* _Direction_
Pull out every line below that holds the word "County".

########

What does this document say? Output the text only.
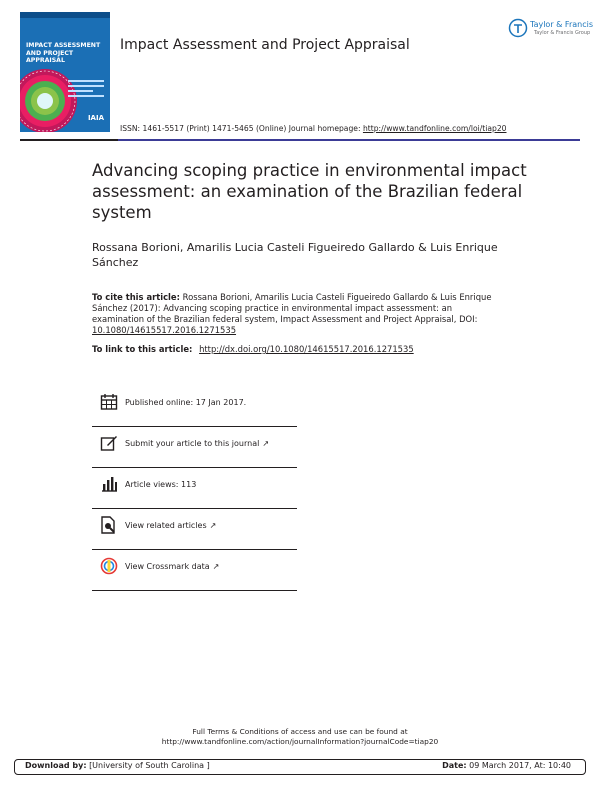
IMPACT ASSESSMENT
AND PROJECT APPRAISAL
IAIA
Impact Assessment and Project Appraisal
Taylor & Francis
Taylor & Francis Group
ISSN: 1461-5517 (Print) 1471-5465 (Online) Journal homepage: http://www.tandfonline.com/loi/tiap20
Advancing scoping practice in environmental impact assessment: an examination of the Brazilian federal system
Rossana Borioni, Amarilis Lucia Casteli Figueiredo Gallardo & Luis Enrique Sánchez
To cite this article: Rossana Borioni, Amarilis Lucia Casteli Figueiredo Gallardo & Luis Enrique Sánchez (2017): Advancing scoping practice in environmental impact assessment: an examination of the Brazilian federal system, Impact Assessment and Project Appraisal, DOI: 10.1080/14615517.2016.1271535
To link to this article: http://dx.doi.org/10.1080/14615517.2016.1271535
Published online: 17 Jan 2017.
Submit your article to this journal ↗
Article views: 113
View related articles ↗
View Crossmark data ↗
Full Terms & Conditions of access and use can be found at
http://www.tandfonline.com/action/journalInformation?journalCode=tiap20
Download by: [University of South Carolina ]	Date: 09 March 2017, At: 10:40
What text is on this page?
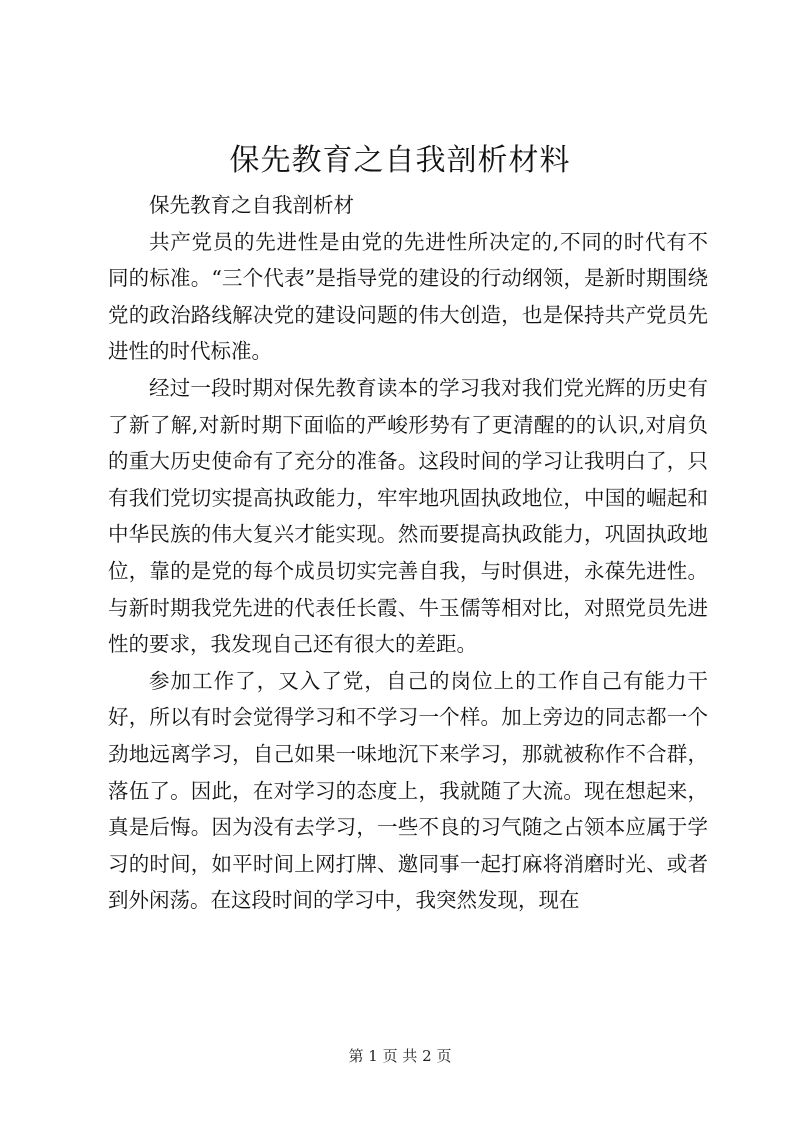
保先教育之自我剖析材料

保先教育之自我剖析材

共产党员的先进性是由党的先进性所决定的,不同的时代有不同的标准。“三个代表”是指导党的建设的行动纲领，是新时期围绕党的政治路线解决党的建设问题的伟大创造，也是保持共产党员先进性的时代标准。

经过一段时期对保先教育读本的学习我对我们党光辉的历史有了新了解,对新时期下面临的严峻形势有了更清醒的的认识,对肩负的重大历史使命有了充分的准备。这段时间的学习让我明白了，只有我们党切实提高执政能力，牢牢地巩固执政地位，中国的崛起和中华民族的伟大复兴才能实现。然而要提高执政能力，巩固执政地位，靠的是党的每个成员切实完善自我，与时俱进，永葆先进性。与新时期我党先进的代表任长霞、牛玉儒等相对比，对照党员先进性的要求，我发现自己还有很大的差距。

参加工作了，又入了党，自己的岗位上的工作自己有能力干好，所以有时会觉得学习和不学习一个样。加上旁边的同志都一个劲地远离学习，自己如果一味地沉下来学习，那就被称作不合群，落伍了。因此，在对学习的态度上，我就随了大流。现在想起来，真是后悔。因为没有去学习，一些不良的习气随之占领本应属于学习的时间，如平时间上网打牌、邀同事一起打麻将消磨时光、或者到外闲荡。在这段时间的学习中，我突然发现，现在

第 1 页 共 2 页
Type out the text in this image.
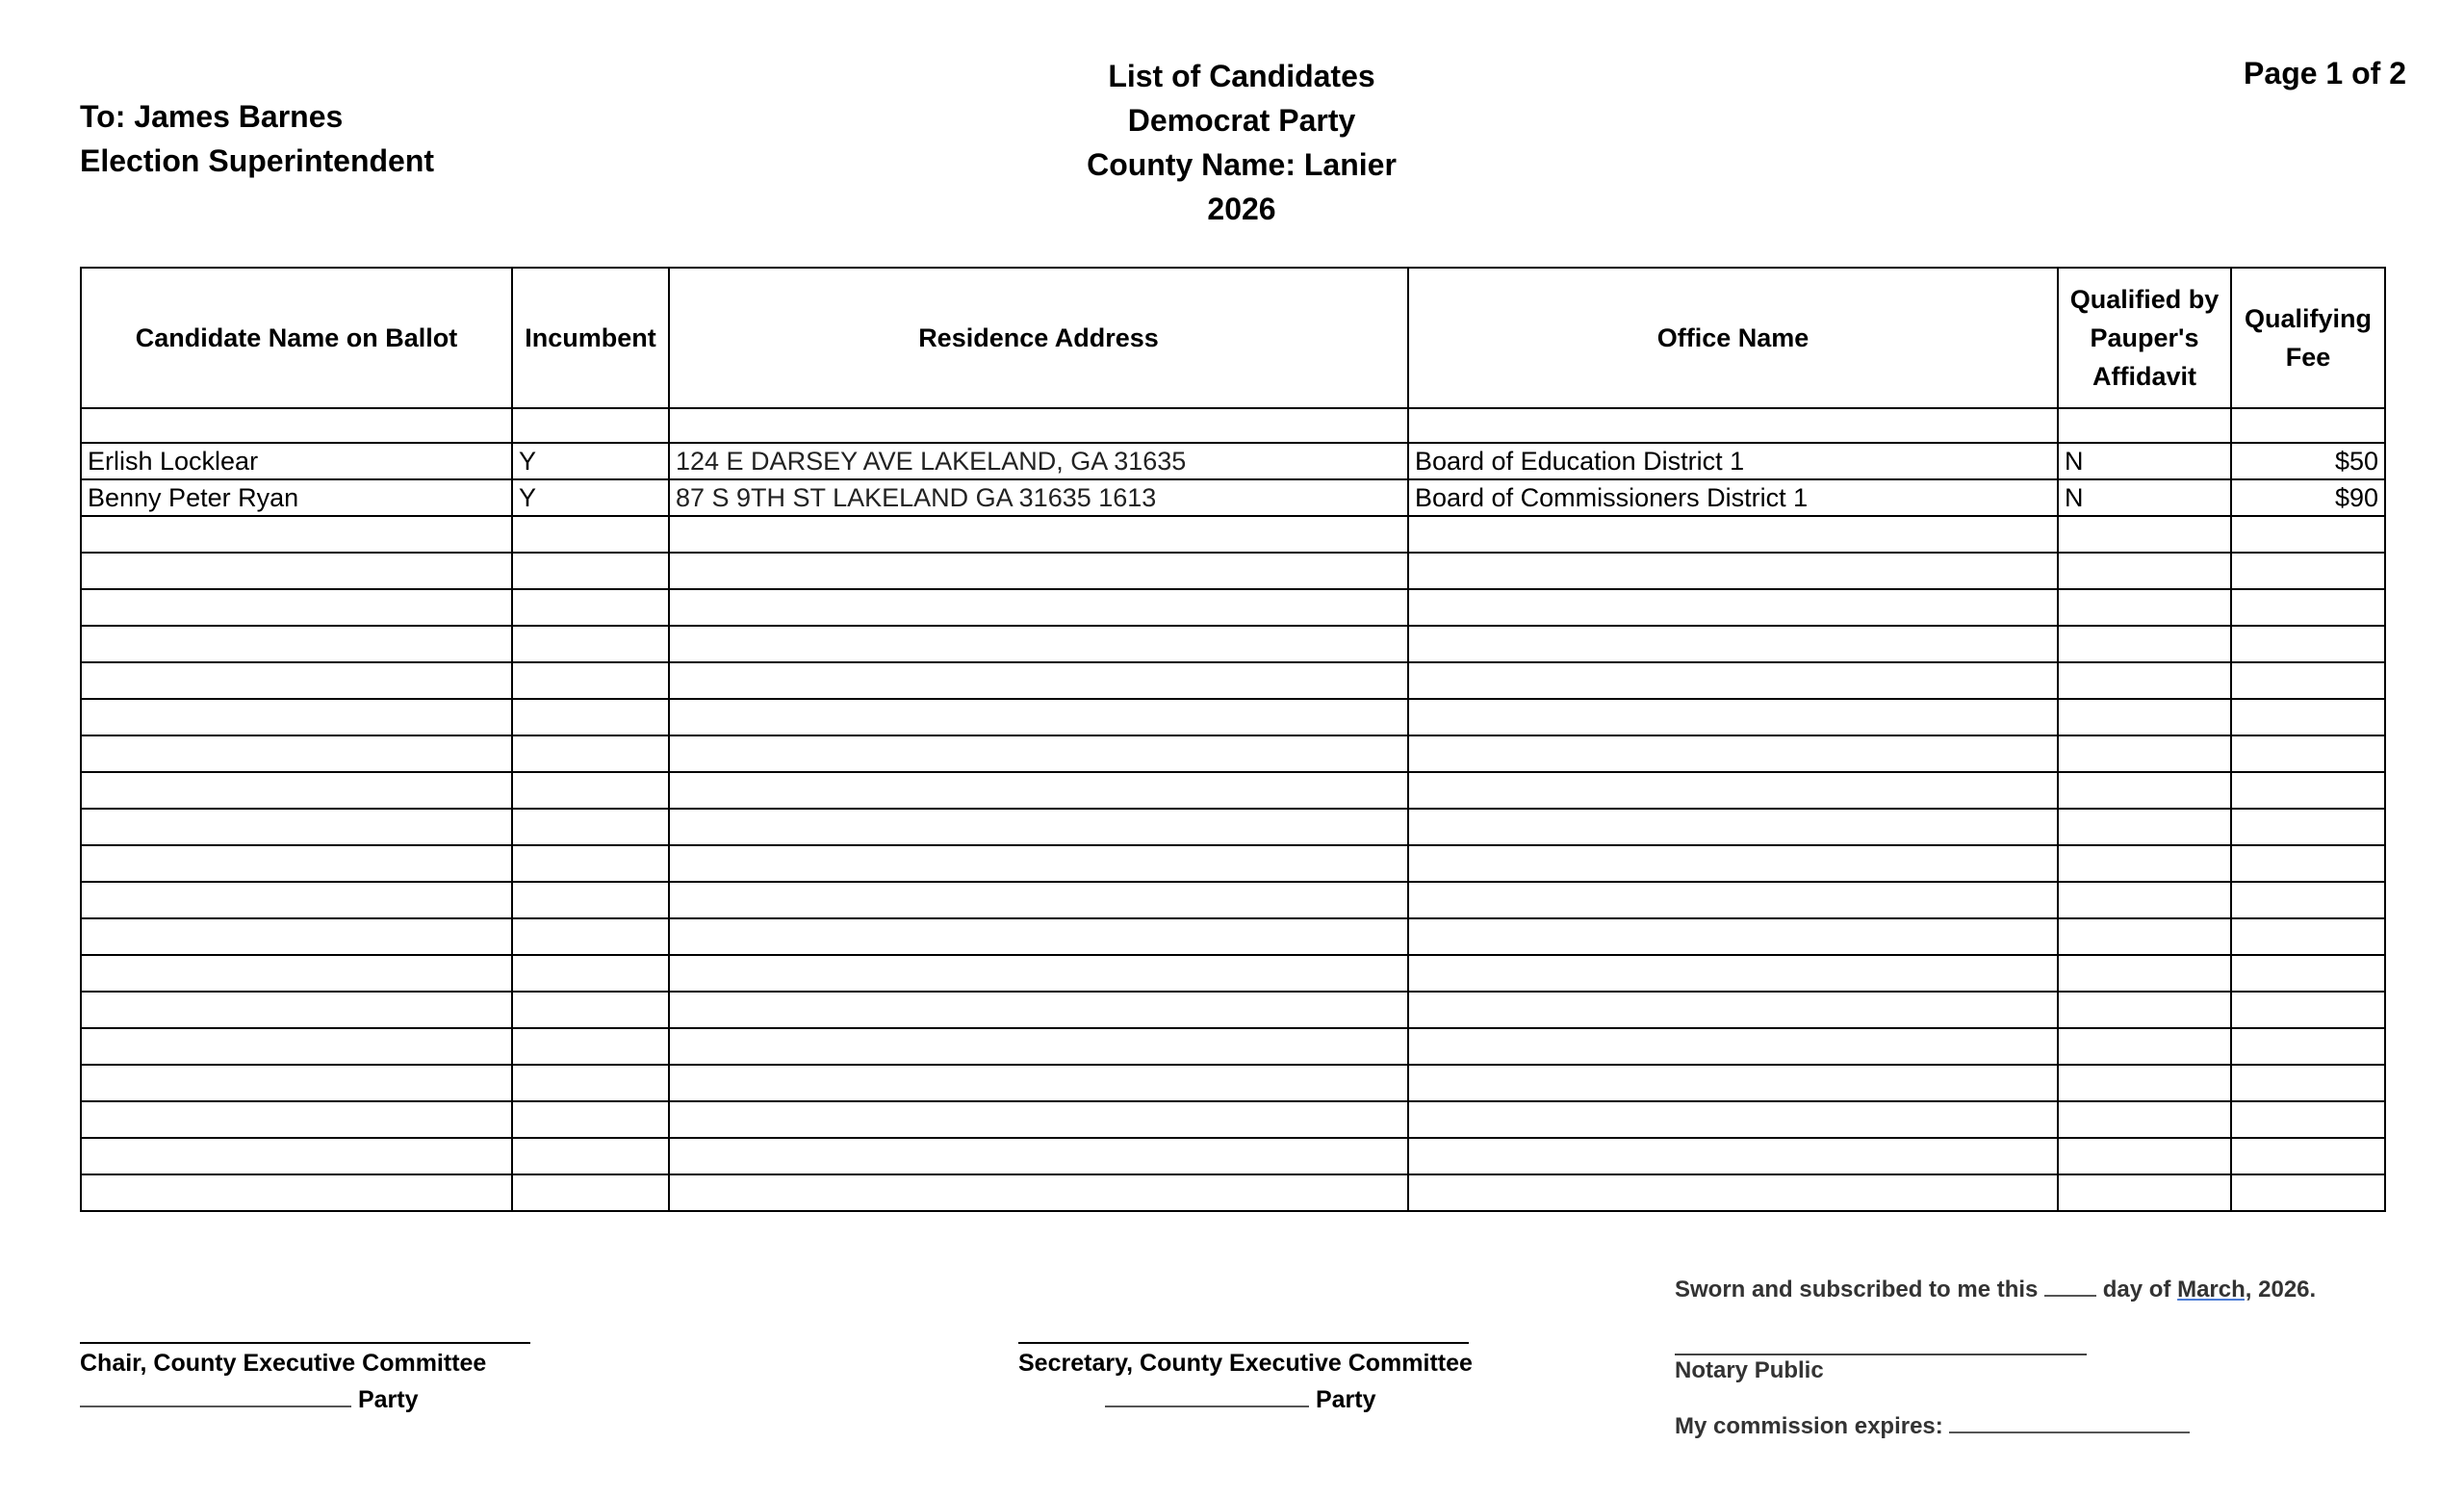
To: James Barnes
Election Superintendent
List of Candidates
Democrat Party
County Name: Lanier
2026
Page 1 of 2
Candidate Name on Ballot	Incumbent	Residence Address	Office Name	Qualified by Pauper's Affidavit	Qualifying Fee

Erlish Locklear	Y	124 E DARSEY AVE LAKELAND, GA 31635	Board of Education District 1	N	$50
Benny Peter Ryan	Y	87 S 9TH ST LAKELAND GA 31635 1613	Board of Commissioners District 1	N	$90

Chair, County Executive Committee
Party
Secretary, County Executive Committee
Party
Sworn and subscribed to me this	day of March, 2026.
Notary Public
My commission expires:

########

* _Problem solution_
County Name: Lanier
Chair, County Executive Committee
Secretary, County Executive Committee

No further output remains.